Verilen Metin:
== == ==
"Büyük Taarruz’da üçüncü gün. Türk subay ve erleri şevkle
dövüşmeğe devam ediyor. Bugün de şiddetli çarpışmalar oldu. Yunanlılardan savaş
araç ve gereçleri ele geçirildi. Yunan kuvvetleri yarıldı. Yunan Başkomutanlığı
İzmir’e giden hatların korunmasını emrettiyse de Papulas bu emri alamadı.
== == ==
Listelenen Veriler:

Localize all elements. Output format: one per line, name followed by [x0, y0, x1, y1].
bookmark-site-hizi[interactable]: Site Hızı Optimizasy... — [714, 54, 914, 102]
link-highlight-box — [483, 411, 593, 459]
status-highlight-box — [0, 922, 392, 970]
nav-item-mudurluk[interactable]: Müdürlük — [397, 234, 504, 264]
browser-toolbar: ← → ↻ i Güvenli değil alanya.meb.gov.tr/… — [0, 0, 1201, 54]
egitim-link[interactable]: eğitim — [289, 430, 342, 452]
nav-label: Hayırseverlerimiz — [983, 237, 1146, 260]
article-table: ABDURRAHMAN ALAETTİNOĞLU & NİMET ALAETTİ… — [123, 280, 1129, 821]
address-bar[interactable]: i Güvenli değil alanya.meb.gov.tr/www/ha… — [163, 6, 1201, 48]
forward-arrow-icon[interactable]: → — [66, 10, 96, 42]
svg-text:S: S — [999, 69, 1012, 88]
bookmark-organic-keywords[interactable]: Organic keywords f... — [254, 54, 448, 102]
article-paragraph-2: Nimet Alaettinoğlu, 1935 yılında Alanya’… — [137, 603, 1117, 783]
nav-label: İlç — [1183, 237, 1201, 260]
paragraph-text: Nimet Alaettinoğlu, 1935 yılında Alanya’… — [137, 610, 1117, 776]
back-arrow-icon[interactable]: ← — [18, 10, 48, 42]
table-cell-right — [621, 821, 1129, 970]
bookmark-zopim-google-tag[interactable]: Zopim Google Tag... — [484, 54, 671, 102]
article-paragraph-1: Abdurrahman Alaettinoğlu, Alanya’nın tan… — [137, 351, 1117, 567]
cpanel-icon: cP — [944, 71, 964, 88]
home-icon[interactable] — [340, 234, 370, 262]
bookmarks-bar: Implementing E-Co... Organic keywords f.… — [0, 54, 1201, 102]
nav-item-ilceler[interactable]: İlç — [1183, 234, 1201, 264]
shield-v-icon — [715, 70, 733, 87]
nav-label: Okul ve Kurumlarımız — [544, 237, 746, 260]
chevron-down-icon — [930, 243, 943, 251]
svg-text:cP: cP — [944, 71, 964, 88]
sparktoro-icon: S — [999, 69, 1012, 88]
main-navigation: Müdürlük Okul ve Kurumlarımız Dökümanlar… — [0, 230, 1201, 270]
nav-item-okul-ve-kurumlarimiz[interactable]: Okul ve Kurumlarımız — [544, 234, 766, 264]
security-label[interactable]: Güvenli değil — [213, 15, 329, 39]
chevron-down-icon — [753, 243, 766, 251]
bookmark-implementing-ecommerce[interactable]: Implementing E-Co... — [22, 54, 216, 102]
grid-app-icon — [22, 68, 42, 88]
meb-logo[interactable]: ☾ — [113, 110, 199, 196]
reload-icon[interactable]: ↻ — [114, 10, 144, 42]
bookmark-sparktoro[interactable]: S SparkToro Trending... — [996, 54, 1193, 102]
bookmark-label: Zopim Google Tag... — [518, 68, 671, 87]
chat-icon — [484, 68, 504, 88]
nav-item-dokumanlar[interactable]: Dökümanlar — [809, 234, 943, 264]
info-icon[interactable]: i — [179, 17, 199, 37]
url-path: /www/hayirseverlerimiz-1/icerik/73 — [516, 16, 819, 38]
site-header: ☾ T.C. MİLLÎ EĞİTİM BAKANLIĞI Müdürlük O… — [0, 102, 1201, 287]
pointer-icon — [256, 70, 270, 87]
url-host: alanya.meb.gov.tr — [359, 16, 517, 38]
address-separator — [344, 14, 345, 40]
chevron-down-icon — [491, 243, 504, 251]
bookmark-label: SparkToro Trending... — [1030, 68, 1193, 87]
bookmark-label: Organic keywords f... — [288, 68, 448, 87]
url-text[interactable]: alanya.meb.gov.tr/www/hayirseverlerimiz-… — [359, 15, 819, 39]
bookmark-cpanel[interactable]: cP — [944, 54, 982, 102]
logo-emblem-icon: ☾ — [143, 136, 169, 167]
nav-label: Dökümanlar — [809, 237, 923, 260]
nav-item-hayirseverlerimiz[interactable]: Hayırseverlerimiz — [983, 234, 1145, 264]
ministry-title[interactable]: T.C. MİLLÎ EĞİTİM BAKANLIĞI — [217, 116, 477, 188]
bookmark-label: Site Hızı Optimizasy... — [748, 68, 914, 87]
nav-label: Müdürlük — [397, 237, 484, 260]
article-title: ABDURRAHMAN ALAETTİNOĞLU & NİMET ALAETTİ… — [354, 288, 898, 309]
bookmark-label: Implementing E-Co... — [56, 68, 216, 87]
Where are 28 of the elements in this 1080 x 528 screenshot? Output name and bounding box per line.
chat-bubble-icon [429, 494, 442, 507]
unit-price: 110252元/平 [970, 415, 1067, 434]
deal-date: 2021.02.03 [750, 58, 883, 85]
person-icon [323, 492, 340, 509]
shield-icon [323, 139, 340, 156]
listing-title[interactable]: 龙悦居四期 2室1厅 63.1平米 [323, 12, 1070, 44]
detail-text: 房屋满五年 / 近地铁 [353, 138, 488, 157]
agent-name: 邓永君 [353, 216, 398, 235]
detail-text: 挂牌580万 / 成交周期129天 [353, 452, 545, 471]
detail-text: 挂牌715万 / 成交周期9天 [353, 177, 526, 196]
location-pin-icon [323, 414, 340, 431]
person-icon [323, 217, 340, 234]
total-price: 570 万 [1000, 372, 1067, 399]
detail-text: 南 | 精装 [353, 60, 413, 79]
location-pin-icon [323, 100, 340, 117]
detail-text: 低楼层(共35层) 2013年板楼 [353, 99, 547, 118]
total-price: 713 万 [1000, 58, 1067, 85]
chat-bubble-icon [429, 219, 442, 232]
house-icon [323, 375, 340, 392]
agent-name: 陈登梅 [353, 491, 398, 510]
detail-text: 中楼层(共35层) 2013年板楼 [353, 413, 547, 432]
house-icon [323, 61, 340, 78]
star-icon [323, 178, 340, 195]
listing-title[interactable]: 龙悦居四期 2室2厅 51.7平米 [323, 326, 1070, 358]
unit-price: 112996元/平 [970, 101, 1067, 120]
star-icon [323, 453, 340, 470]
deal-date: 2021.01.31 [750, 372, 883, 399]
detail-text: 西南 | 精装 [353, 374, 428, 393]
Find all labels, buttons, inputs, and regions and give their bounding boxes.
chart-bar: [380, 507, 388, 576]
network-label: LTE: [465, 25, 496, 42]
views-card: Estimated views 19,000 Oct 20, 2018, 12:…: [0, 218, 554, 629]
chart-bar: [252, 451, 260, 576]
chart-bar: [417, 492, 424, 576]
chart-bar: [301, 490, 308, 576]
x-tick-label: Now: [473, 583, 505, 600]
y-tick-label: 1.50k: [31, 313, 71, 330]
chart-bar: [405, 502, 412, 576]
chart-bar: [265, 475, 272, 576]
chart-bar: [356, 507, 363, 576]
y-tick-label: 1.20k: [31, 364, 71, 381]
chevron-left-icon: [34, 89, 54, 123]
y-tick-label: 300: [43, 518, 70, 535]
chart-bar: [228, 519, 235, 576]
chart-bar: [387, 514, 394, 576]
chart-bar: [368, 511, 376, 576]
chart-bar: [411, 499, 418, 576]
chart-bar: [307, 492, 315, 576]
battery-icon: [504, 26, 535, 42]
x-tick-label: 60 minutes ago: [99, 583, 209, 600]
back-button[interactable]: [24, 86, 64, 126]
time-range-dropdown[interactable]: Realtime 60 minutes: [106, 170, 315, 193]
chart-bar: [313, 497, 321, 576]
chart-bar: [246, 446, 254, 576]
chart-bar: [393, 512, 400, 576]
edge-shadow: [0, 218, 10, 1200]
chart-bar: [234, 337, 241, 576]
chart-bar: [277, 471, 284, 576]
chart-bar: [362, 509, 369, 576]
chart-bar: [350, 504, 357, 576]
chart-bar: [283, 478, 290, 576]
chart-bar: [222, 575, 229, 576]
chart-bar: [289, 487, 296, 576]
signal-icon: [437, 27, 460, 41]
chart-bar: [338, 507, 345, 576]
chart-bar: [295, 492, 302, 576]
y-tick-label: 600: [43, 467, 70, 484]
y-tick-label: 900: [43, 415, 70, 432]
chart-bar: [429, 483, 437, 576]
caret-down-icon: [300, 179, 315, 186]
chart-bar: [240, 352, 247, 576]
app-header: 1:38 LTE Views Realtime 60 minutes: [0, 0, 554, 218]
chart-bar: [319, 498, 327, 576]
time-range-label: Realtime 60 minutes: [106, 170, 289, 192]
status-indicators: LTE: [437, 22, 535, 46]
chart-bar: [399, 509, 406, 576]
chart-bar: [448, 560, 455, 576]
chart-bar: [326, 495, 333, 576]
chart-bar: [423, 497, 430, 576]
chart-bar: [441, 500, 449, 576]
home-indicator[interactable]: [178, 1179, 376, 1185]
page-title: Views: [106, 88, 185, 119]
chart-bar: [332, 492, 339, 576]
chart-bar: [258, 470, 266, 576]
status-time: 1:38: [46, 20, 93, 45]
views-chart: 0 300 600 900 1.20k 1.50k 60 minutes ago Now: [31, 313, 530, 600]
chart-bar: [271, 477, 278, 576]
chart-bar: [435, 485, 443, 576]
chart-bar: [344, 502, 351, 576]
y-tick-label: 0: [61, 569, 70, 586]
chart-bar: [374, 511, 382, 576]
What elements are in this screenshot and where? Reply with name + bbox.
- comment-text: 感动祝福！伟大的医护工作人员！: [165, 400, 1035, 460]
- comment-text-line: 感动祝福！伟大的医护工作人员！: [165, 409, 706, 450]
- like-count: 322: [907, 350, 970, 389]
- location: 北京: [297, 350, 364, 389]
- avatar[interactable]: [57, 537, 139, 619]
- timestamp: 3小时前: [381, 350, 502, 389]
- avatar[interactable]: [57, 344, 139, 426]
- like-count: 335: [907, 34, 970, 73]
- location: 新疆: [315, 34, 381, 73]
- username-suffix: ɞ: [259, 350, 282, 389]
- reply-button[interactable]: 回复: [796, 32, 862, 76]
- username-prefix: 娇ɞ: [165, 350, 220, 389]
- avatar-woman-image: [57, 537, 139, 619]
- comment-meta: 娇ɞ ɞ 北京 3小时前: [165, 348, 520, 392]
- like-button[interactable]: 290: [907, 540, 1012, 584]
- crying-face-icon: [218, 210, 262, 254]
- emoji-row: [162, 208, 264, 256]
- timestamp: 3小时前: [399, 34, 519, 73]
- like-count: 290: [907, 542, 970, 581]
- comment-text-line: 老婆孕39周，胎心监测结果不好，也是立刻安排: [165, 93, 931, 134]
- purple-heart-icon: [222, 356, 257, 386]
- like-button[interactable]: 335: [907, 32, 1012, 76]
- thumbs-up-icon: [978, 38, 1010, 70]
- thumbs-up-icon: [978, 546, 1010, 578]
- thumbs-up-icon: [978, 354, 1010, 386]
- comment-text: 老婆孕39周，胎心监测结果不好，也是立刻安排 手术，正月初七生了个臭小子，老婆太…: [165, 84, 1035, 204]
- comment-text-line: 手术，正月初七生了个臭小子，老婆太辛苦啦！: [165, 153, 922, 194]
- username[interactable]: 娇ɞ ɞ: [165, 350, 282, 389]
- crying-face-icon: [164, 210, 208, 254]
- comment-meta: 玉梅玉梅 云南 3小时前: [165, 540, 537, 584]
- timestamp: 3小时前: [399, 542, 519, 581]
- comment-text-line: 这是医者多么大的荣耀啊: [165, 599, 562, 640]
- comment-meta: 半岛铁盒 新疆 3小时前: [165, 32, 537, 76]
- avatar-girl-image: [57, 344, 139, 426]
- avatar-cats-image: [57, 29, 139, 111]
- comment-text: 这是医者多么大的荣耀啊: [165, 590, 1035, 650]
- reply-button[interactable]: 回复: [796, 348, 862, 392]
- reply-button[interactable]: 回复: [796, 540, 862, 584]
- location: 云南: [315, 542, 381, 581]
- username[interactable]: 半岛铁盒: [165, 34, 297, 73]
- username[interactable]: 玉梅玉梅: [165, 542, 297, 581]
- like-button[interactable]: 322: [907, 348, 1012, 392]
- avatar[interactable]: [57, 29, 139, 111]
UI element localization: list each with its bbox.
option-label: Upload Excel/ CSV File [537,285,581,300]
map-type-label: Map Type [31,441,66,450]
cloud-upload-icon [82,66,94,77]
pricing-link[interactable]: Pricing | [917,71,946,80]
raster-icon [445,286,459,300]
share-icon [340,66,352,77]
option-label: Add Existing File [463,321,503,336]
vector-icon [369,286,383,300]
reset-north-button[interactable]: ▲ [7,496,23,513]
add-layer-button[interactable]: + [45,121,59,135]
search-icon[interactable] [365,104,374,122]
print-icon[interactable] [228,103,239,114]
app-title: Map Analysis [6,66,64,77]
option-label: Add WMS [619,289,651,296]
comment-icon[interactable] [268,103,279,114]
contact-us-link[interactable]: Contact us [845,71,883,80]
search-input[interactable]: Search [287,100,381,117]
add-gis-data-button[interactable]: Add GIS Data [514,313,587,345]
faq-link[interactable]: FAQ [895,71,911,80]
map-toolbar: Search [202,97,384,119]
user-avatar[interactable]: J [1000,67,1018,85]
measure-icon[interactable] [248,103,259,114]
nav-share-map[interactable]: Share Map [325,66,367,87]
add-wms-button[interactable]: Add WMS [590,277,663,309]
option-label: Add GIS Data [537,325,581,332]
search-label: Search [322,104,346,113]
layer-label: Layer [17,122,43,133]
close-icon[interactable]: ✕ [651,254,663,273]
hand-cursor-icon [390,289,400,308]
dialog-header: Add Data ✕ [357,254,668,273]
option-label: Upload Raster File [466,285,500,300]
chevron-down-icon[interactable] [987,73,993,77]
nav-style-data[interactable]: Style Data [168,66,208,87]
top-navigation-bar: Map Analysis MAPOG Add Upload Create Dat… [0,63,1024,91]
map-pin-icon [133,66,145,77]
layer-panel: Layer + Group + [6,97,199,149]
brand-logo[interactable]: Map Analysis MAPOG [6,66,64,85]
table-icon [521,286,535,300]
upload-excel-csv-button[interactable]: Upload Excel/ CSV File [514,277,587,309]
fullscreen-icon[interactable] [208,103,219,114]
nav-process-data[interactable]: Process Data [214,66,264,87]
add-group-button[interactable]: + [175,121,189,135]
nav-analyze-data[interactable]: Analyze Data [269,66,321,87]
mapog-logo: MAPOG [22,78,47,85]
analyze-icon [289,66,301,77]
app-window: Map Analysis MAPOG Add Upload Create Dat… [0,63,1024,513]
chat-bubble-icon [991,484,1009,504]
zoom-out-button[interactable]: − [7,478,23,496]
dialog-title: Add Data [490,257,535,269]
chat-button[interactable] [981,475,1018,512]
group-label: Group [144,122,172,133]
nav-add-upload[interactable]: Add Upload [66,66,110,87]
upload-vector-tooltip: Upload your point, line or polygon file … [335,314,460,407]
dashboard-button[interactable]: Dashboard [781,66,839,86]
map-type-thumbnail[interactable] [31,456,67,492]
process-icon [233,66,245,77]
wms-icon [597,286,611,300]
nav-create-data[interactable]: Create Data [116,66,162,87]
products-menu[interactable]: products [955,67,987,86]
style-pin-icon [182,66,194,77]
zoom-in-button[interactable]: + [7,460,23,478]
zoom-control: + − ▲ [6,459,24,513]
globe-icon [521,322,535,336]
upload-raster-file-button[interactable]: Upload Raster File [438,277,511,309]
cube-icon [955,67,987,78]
== == ==
Amaç:
Büyük Taarruz'u anlatan metne göre aşağıdaki soruları yanıtlayınız.
(a) Metin, Büyük Taarruz'un kaçıncı gününü anlatmaktadır?
(b) Yunanlılardan neler ele geçirilmiştir?
(c) Yunan Başkomutanlığı hangi hatların korunmasını emretmiştir?

Problemin Çözümü:
(a) Üçüncü gününü.
(b) Savaş araç ve gereçleri.
(c) İzmir'e giden hatların.